Written exercise>
List each line of the data in which the string "page" appears.

**********

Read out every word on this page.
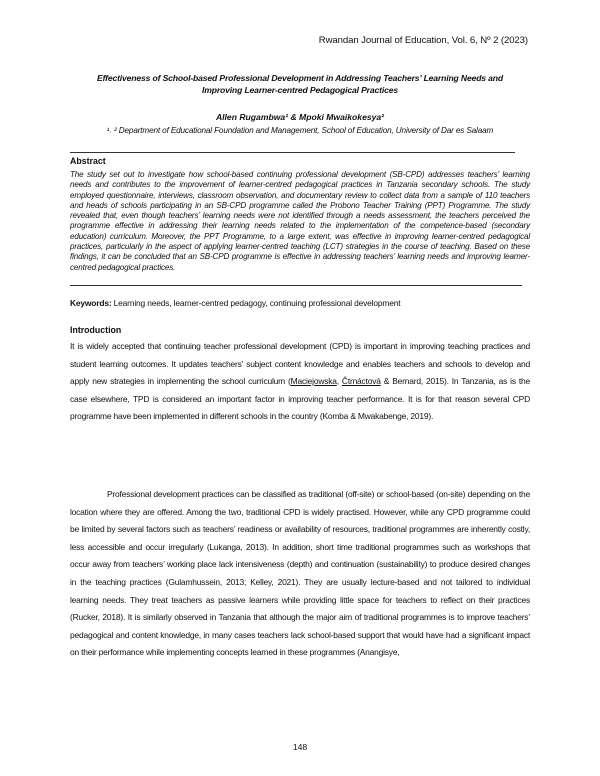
Rwandan Journal of Education, Vol. 6, Nº 2 (2023)
Effectiveness of School-based Professional Development in Addressing Teachers’ Learning Needs and
Improving Learner-centred Pedagogical Practices
Allen Rugambwa¹ & Mpoki Mwaikokesya²
¹˒ ² Department of Educational Foundation and Management, School of Education, University of Dar es Salaam
Abstract
The study set out to investigate how school-based continuing professional development (SB-CPD) addresses teachers’ learning needs and contributes to the improvement of learner-centred pedagogical practices in Tanzania secondary schools. The study employed questionnaire, interviews, classroom observation, and documentary review to collect data from a sample of 110 teachers and heads of schools participating in an SB-CPD programme called the Probono Teacher Training (PPT) Programme. The study revealed that, even though teachers’ learning needs were not identified through a needs assessment, the teachers perceived the programme effective in addressing their learning needs related to the implementation of the competence-based (secondary education) curriculum. Moreover, the PPT Programme, to a large extent, was effective in improving learner-centred pedagogical practices, particularly in the aspect of applying learner-centred teaching (LCT) strategies in the course of teaching. Based on these findings, it can be concluded that an SB-CPD programme is effective in addressing teachers’ learning needs and improving learner-centred pedagogical practices.
Keywords: Learning needs, learner-centred pedagogy, continuing professional development
Introduction
It is widely accepted that continuing teacher professional development (CPD) is important in improving teaching practices and student learning outcomes. It updates teachers’ subject content knowledge and enables teachers and schools to develop and apply new strategies in implementing the school curriculum (Maciejowska, Čtrnáctová & Bernard, 2015). In Tanzania, as is the case elsewhere, TPD is considered an important factor in improving teacher performance. It is for that reason several CPD programme have been implemented in different schools in the country (Komba & Mwakabenge, 2019).
Professional development practices can be classified as traditional (off-site) or school-based (on-site) depending on the location where they are offered. Among the two, traditional CPD is widely practised. However, while any CPD programme could be limited by several factors such as teachers’ readiness or availability of resources, traditional programmes are inherently costly, less accessible and occur irregularly (Lukanga, 2013). In addition, short time traditional programmes such as workshops that occur away from teachers’ working place lack intensiveness (depth) and continuation (sustainability) to produce desired changes in the teaching practices (Gulamhussein, 2013; Kelley, 2021). They are usually lecture-based and not tailored to individual learning needs. They treat teachers as passive learners while providing little space for teachers to reflect on their practices (Rucker, 2018). It is similarly observed in Tanzania that although the major aim of traditional programmes is to improve teachers’ pedagogical and content knowledge, in many cases teachers lack school-based support that would have had a significant impact on their performance while implementing concepts learned in these programmes (Anangisye,
148
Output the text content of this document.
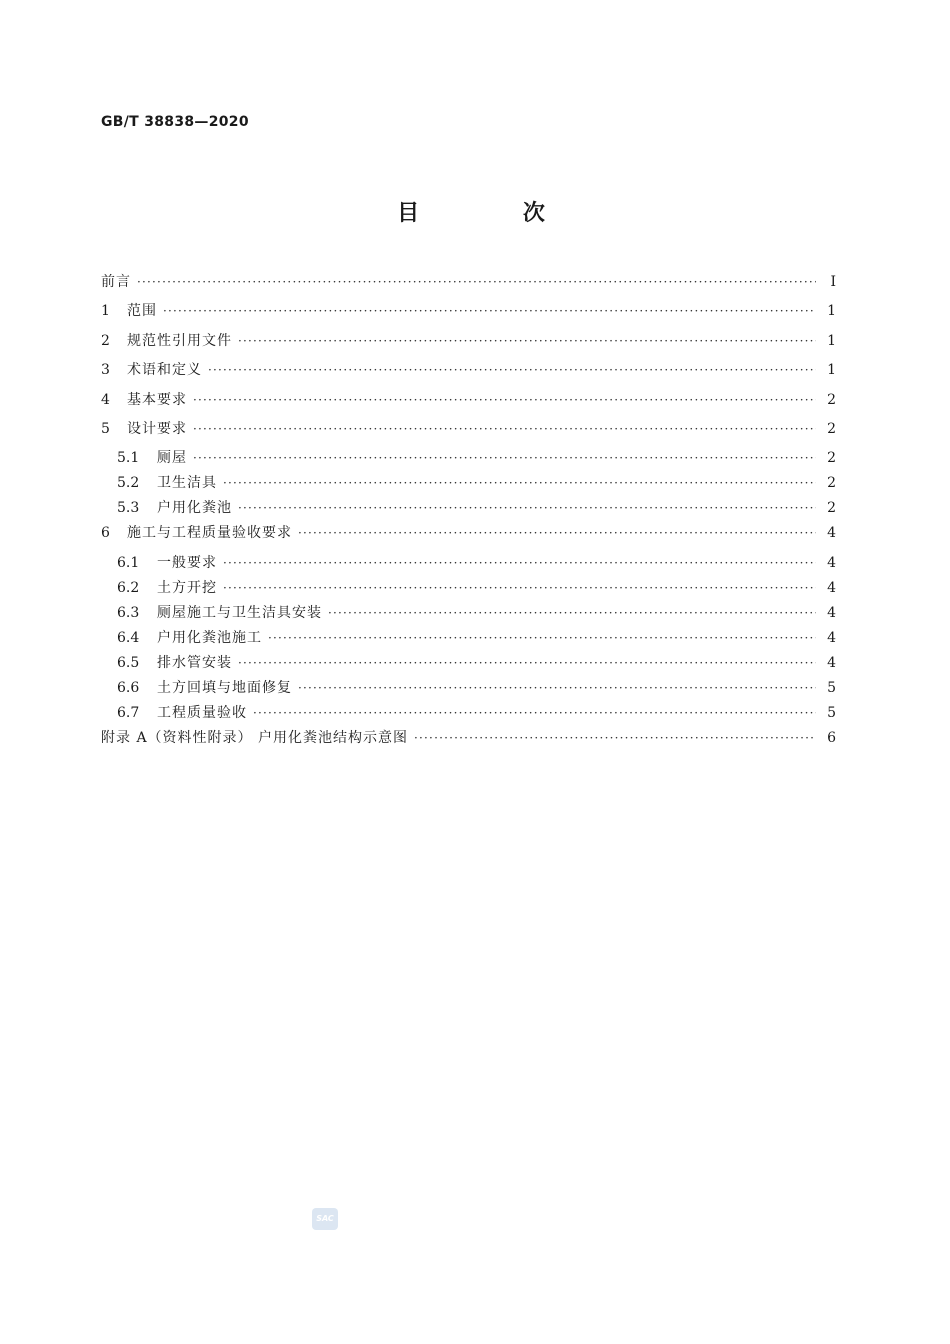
GB/T 38838—2020
目 次
前言 ·····	Ⅰ
1	范围 ·····	1
2	规范性引用文件 ·····	1
3	术语和定义 ·····	1
4	基本要求 ·····	2
5	设计要求 ·····	2
5.1	厕屋 ·····	2
5.2	卫生洁具 ·····	2
5.3	户用化粪池 ·····	2
6	施工与工程质量验收要求 ·····	4
6.1	一般要求 ·····	4
6.2	土方开挖 ·····	4
6.3	厕屋施工与卫生洁具安装 ·····	4
6.4	户用化粪池施工 ·····	4
6.5	排水管安装 ·····	4
6.6	土方回填与地面修复 ·····	5
6.7	工程质量验收 ·····	5
附录 A（资料性附录） 户用化粪池结构示意图 ·····	6
SAC
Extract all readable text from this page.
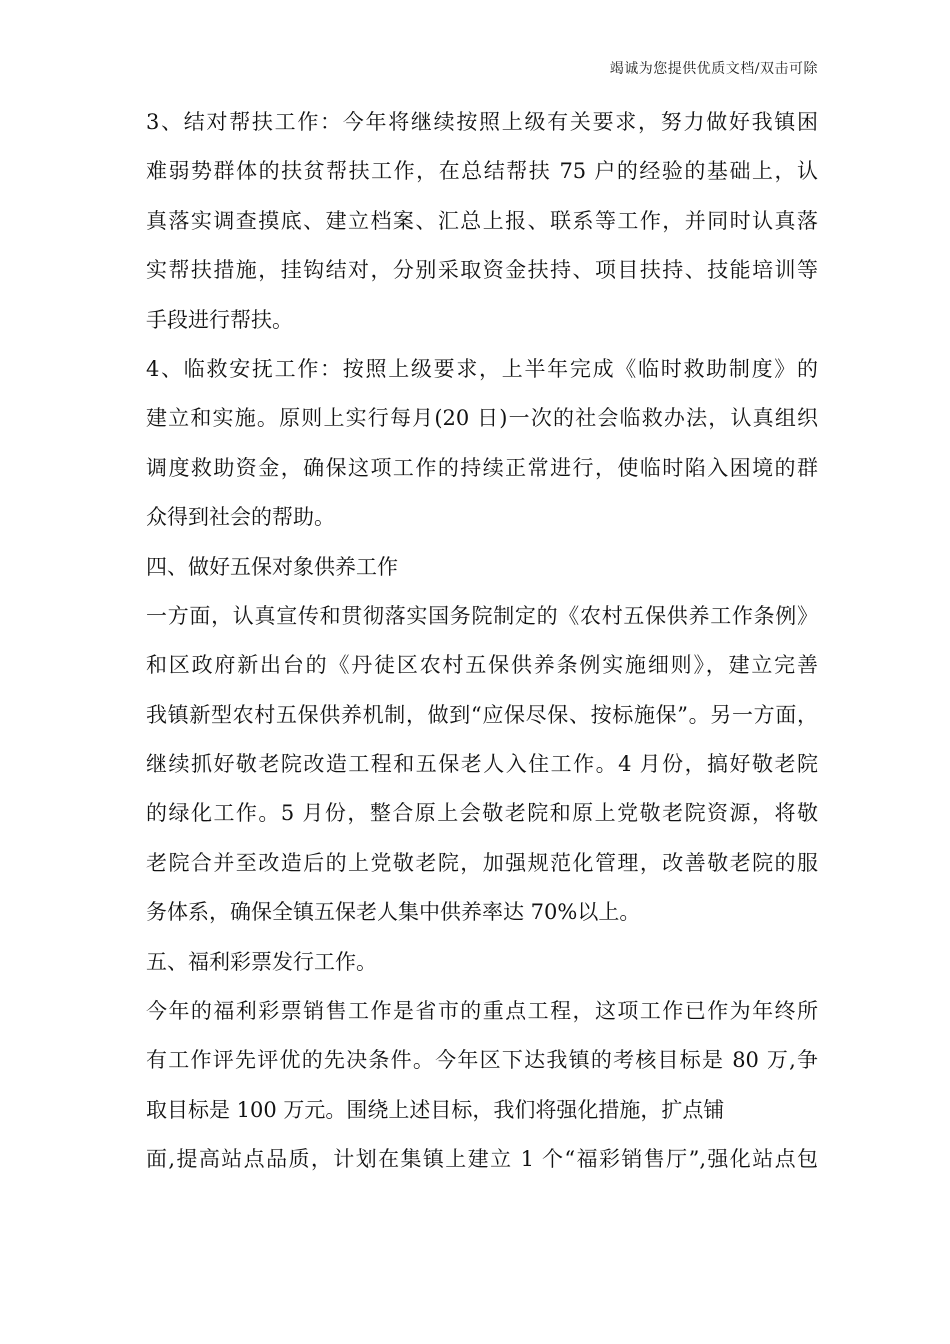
竭诚为您提供优质文档/双击可除
3、结对帮扶工作：今年将继续按照上级有关要求，努力做好我镇困
难弱势群体的扶贫帮扶工作，在总结帮扶 75 户的经验的基础上，认
真落实调查摸底、建立档案、汇总上报、联系等工作，并同时认真落
实帮扶措施，挂钩结对，分别采取资金扶持、项目扶持、技能培训等
手段进行帮扶。
4、临救安抚工作：按照上级要求，上半年完成《临时救助制度》的
建立和实施。原则上实行每月(20 日)一次的社会临救办法，认真组织
调度救助资金，确保这项工作的持续正常进行，使临时陷入困境的群
众得到社会的帮助。
四、做好五保对象供养工作
一方面，认真宣传和贯彻落实国务院制定的《农村五保供养工作条例》
和区政府新出台的《丹徒区农村五保供养条例实施细则》，建立完善
我镇新型农村五保供养机制，做到“应保尽保、按标施保”。另一方面，
继续抓好敬老院改造工程和五保老人入住工作。4 月份，搞好敬老院
的绿化工作。5 月份，整合原上会敬老院和原上党敬老院资源，将敬
老院合并至改造后的上党敬老院，加强规范化管理，改善敬老院的服
务体系，确保全镇五保老人集中供养率达 70%以上。
五、福利彩票发行工作。
今年的福利彩票销售工作是省市的重点工程，这项工作已作为年终所
有工作评先评优的先决条件。今年区下达我镇的考核目标是 80 万,争
取目标是 100 万元。围绕上述目标，我们将强化措施，扩点铺
面,提高站点品质，计划在集镇上建立 1 个“福彩销售厅”,强化站点包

**********

Exercise response>
Read out every word on this page.
Extract all readable text from this page.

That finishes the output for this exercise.